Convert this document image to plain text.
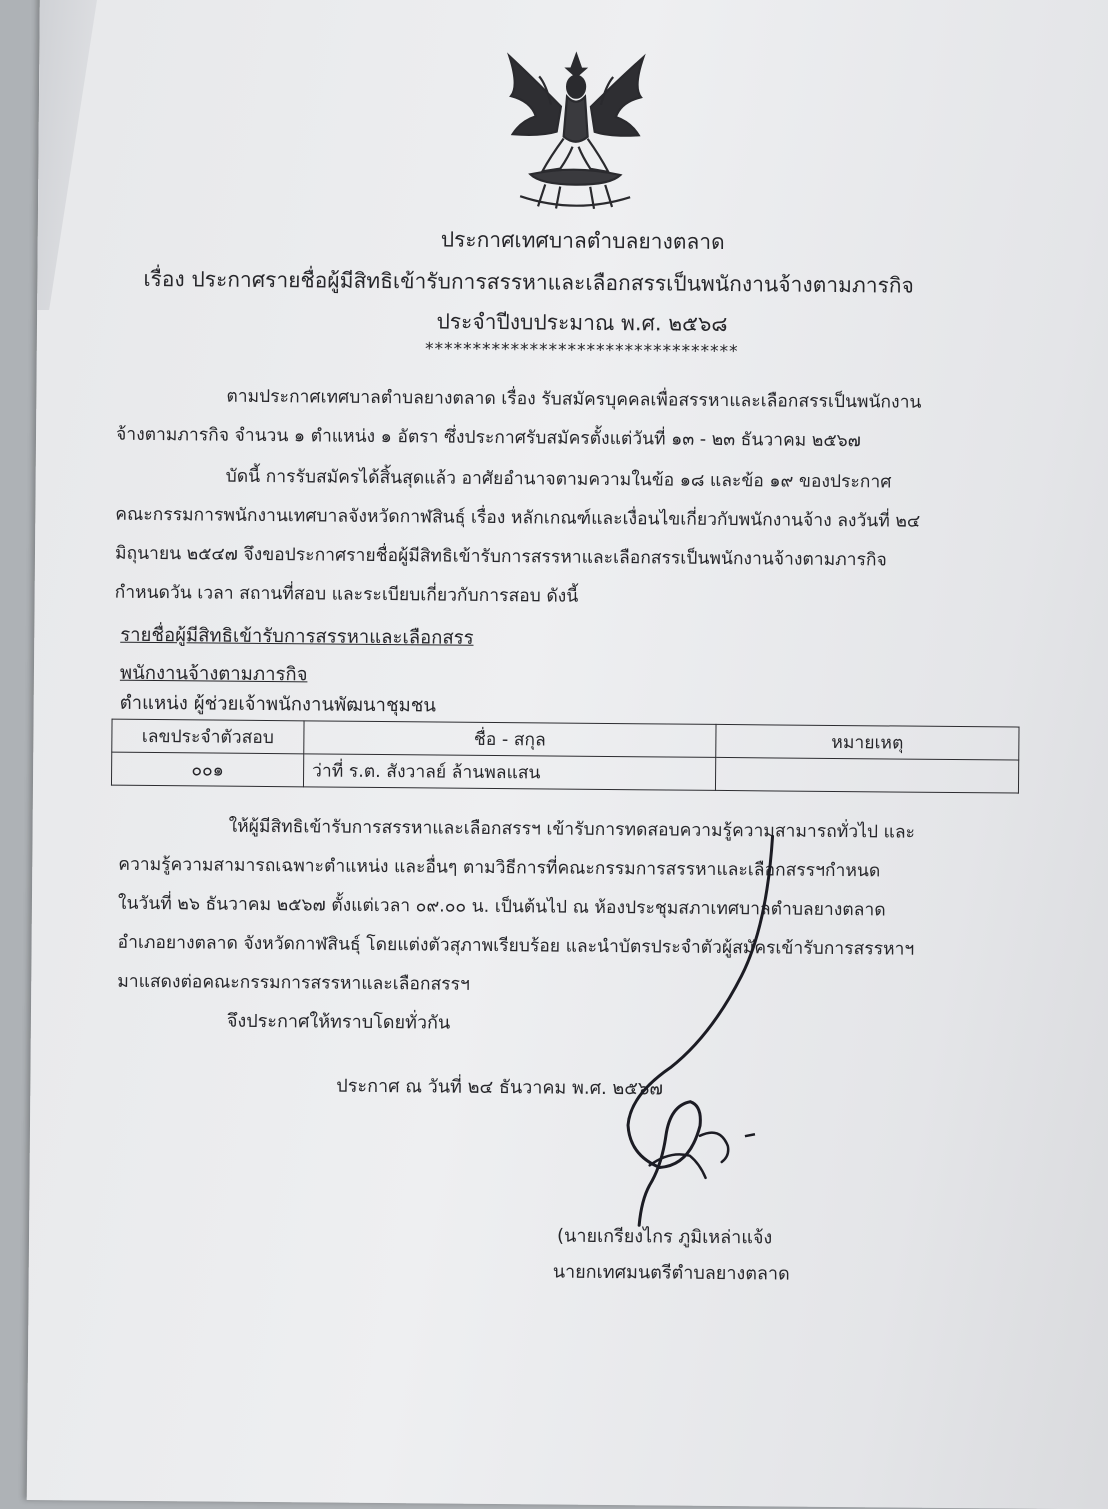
ประกาศเทศบาลตำบลยางตลาด
เรื่อง ประกาศรายชื่อผู้มีสิทธิเข้ารับการสรรหาและเลือกสรรเป็นพนักงานจ้างตามภารกิจ
ประจำปีงบประมาณ พ.ศ. ๒๕๖๘
*********************************
ตามประกาศเทศบาลตำบลยางตลาด เรื่อง รับสมัครบุคคลเพื่อสรรหาและเลือกสรรเป็นพนักงาน
จ้างตามภารกิจ จำนวน ๑ ตำแหน่ง ๑ อัตรา ซึ่งประกาศรับสมัครตั้งแต่วันที่ ๑๓ - ๒๓ ธันวาคม ๒๕๖๗
บัดนี้ การรับสมัครได้สิ้นสุดแล้ว อาศัยอำนาจตามความในข้อ ๑๘ และข้อ ๑๙ ของประกาศ
คณะกรรมการพนักงานเทศบาลจังหวัดกาฬสินธุ์ เรื่อง หลักเกณฑ์และเงื่อนไขเกี่ยวกับพนักงานจ้าง ลงวันที่ ๒๔
มิถุนายน ๒๕๔๗ จึงขอประกาศรายชื่อผู้มีสิทธิเข้ารับการสรรหาและเลือกสรรเป็นพนักงานจ้างตามภารกิจ
กำหนดวัน เวลา สถานที่สอบ และระเบียบเกี่ยวกับการสอบ ดังนี้
รายชื่อผู้มีสิทธิเข้ารับการสรรหาและเลือกสรร
พนักงานจ้างตามภารกิจ
ตำแหน่ง ผู้ช่วยเจ้าพนักงานพัฒนาชุมชน
เลขประจำตัวสอบ	ชื่อ - สกุล	หมายเหตุ
๐๐๑	ว่าที่ ร.ต. สังวาลย์ ล้านพลแสน	
ให้ผู้มีสิทธิเข้ารับการสรรหาและเลือกสรรฯ เข้ารับการทดสอบความรู้ความสามารถทั่วไป และ
ความรู้ความสามารถเฉพาะตำแหน่ง และอื่นๆ ตามวิธีการที่คณะกรรมการสรรหาและเลือกสรรฯกำหนด
ในวันที่ ๒๖ ธันวาคม ๒๕๖๗ ตั้งแต่เวลา ๐๙.๐๐ น. เป็นต้นไป ณ ห้องประชุมสภาเทศบาลตำบลยางตลาด
อำเภอยางตลาด จังหวัดกาฬสินธุ์ โดยแต่งตัวสุภาพเรียบร้อย และนำบัตรประจำตัวผู้สมัครเข้ารับการสรรหาฯ
มาแสดงต่อคณะกรรมการสรรหาและเลือกสรรฯ
จึงประกาศให้ทราบโดยทั่วกัน
ประกาศ ณ วันที่ ๒๔ ธันวาคม พ.ศ. ๒๕๖๗
(นายเกรียงไกร ภูมิเหล่าแจ้ง
นายกเทศมนตรีตำบลยางตลาด
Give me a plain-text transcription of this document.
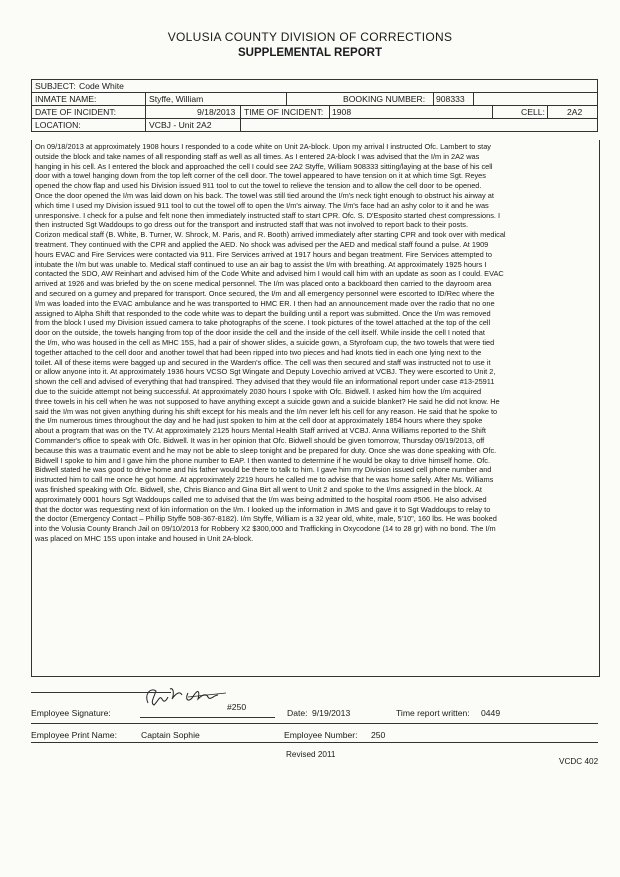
VOLUSIA COUNTY DIVISION OF CORRECTIONS
SUPPLEMENTAL REPORT
SUBJECT: Code White
INMATE NAME:	Styffe, William	BOOKING NUMBER: 908333
DATE OF INCIDENT:	9/18/2013 TIME OF INCIDENT: 1908	CELL:	2A2
LOCATION:	VCBJ - Unit 2A2
On 09/18/2013 at approximately 1908 hours I responded to a code white on Unit 2A-block. Upon my arrival I instructed Ofc. Lambert to stay
outside the block and take names of all responding staff as well as all times. As I entered 2A-block I was advised that the I/m in 2A2 was
hanging in his cell. As I entered the block and approached the cell I could see 2A2 Styffe, William 908333 sitting/laying at the base of his cell
door with a towel hanging down from the top left corner of the cell door. The towel appeared to have tension on it at which time Sgt. Reyes
opened the chow flap and used his Division issued 911 tool to cut the towel to relieve the tension and to allow the cell door to be opened.
Once the door opened the I/m was laid down on his back. The towel was still tied around the I/m's neck tight enough to obstruct his airway at
which time I used my Division issued 911 tool to cut the towel off to open the I/m's airway. The I/m's face had an ashy color to it and he was
unresponsive. I check for a pulse and felt none then immediately instructed staff to start CPR. Ofc. S. D'Esposito started chest compressions. I
then instructed Sgt Waddoups to go dress out for the transport and instructed staff that was not involved to report back to their posts.
Corizon medical staff (B. White, B. Turner, W. Shrock, M. Paris, and R. Booth) arrived immediately after starting CPR and took over with medical
treatment. They continued with the CPR and applied the AED. No shock was advised per the AED and medical staff found a pulse. At 1909
hours EVAC and Fire Services were contacted via 911. Fire Services arrived at 1917 hours and began treatment. Fire Services attempted to
intubate the I/m but was unable to. Medical staff continued to use an air bag to assist the I/m with breathing. At approximately 1925 hours I
contacted the SDO, AW Reinhart and advised him of the Code White and advised him I would call him with an update as soon as I could. EVAC
arrived at 1926 and was briefed by the on scene medical personnel. The I/m was placed onto a backboard then carried to the dayroom area
and secured on a gurney and prepared for transport. Once secured, the I/m and all emergency personnel were escorted to ID/Rec where the
I/m was loaded into the EVAC ambulance and he was transported to HMC ER. I then had an announcement made over the radio that no one
assigned to Alpha Shift that responded to the code white was to depart the building until a report was submitted. Once the I/m was removed
from the block I used my Division issued camera to take photographs of the scene. I took pictures of the towel attached at the top of the cell
door on the outside, the towels hanging from top of the door inside the cell and the inside of the cell itself. While inside the cell I noted that
the I/m, who was housed in the cell as MHC 15S, had a pair of shower slides, a suicide gown, a Styrofoam cup, the two towels that were tied
together attached to the cell door and another towel that had been ripped into two pieces and had knots tied in each one lying next to the
toilet. All of these items were bagged up and secured in the Warden's office. The cell was then secured and staff was instructed not to use it
or allow anyone into it. At approximately 1936 hours VCSO Sgt Wingate and Deputy Lovechio arrived at VCBJ. They were escorted to Unit 2,
shown the cell and advised of everything that had transpired. They advised that they would file an informational report under case #13-25911
due to the suicide attempt not being successful. At approximately 2030 hours I spoke with Ofc. Bidwell. I asked him how the I/m acquired
three towels in his cell when he was not supposed to have anything except a suicide gown and a suicide blanket? He said he did not know. He
said the I/m was not given anything during his shift except for his meals and the I/m never left his cell for any reason. He said that he spoke to
the I/m numerous times throughout the day and he had just spoken to him at the cell door at approximately 1854 hours where they spoke
about a program that was on the TV. At approximately 2125 hours Mental Health Staff arrived at VCBJ. Anna Williams reported to the Shift
Commander's office to speak with Ofc. Bidwell. It was in her opinion that Ofc. Bidwell should be given tomorrow, Thursday 09/19/2013, off
because this was a traumatic event and he may not be able to sleep tonight and be prepared for duty. Once she was done speaking with Ofc.
Bidwell I spoke to him and I gave him the phone number to EAP. I then wanted to determine if he would be okay to drive himself home. Ofc.
Bidwell stated he was good to drive home and his father would be there to talk to him. I gave him my Division issued cell phone number and
instructed him to call me once he got home. At approximately 2219 hours he called me to advise that he was home safely. After Ms. Williams
was finished speaking with Ofc. Bidwell, she, Chris Bianco and Gina Birt all went to Unit 2 and spoke to the I/ms assigned in the block. At
approximately 0001 hours Sgt Waddoups called me to advised that the I/m was being admitted to the hospital room #506. He also advised
that the doctor was requesting next of kin information on the I/m. I looked up the information in JMS and gave it to Sgt Waddoups to relay to
the doctor (Emergency Contact – Phillip Styffe 508-367-8182). I/m Styffe, William is a 32 year old, white, male, 5'10", 160 lbs. He was booked
into the Volusia County Branch Jail on 09/10/2013 for Robbery X2 $300,000 and Trafficking in Oxycodone (14 to 28 gr) with no bond. The I/m
was placed on MHC 15S upon intake and housed in Unit 2A-block.
#250
Employee Signature:	Date: 9/19/2013	Time report written: 0449
Employee Print Name:	Captain Sophie	Employee Number: 250
Revised 2011
VCDC 402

━━━━━━━━━━

Exercise details:
Identify every line where the string "next" appears.

Answer to this task:
together attached to the cell door and another towel that had been ripped into two pieces and had knots tied in each one lying next to the
that the doctor was requesting next of kin information on the I/m. I looked up the information in JMS and gave it to Sgt Waddoups to relay to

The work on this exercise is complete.